## WRITTEN INSTRUCTION
Identify all lines below that hold "data" and collect them.

## RECORDED INFORMATION

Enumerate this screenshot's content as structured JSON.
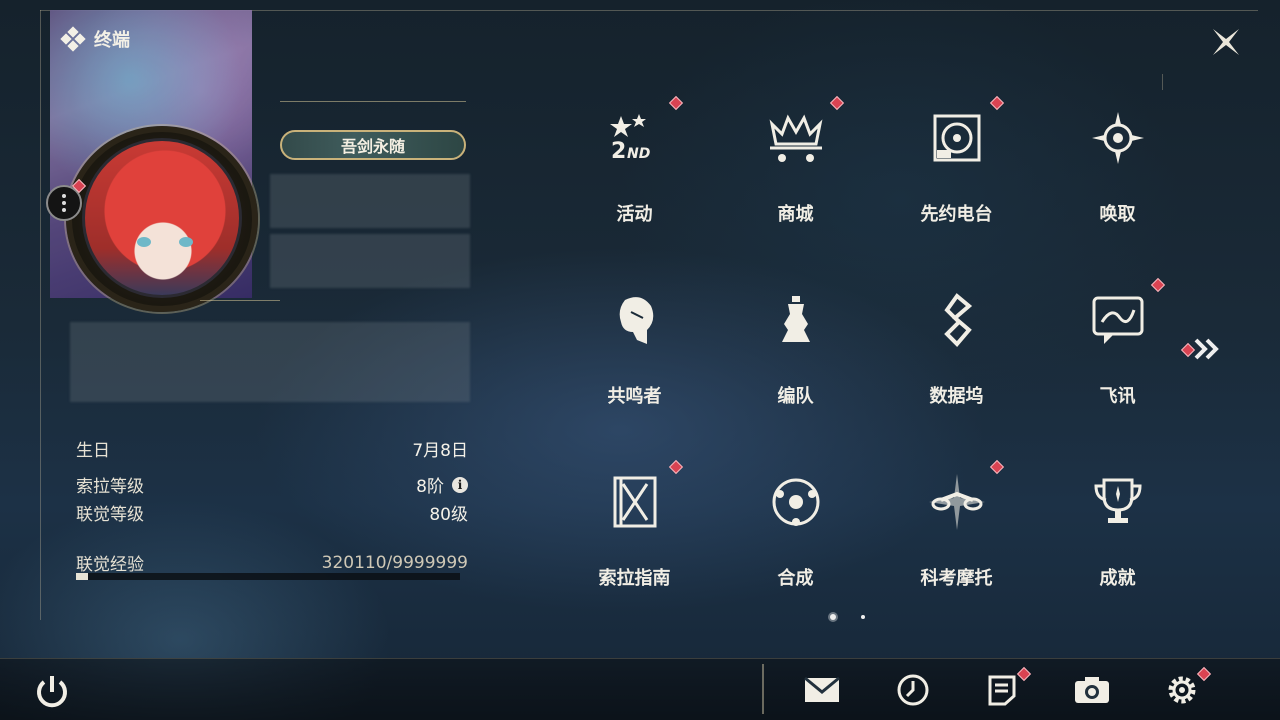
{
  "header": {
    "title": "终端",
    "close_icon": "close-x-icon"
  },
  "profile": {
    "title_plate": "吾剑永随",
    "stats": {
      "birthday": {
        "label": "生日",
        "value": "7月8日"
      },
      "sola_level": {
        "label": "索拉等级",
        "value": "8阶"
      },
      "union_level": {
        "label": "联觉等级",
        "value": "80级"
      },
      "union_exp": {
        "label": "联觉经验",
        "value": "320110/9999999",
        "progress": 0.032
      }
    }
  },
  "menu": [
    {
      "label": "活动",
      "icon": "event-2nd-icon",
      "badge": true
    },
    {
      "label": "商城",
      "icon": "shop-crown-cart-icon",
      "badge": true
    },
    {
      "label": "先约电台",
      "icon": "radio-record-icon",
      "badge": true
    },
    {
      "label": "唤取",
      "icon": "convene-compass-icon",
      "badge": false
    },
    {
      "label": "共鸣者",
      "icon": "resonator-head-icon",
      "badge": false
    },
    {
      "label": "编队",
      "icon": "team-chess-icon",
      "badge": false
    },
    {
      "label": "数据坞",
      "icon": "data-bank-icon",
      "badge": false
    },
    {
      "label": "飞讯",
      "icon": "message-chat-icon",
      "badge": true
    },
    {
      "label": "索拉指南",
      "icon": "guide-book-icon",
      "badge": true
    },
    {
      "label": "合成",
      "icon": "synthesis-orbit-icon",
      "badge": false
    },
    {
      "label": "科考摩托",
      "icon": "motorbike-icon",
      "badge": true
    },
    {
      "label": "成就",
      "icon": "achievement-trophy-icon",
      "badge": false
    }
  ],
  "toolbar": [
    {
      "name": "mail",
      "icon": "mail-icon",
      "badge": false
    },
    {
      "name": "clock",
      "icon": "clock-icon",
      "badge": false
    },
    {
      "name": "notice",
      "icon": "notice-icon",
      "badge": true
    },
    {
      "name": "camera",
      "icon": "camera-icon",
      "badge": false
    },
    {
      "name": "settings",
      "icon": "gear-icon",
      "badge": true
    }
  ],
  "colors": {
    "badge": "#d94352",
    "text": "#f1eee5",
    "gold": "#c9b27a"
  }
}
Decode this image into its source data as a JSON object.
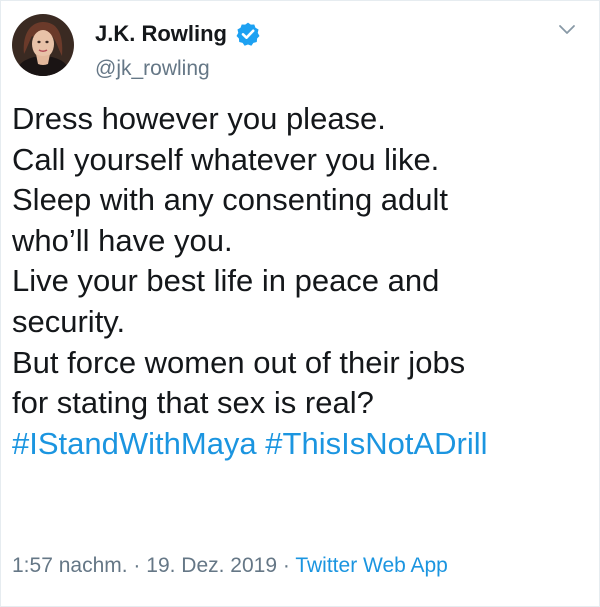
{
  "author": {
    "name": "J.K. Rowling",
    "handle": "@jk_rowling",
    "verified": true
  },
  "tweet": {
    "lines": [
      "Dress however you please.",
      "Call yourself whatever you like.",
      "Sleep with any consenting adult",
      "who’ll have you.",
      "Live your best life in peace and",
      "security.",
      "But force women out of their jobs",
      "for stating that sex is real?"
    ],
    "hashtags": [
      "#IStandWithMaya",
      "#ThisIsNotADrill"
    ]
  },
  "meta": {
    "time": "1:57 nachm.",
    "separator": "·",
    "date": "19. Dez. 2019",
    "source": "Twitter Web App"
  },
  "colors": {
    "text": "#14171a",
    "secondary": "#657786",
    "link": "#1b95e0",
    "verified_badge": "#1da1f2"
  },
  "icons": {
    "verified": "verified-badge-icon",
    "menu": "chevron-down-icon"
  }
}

## SOLVED EXERCISE
      "icon": "data-bank-icon",
Decode this image into its source data as a JSON object.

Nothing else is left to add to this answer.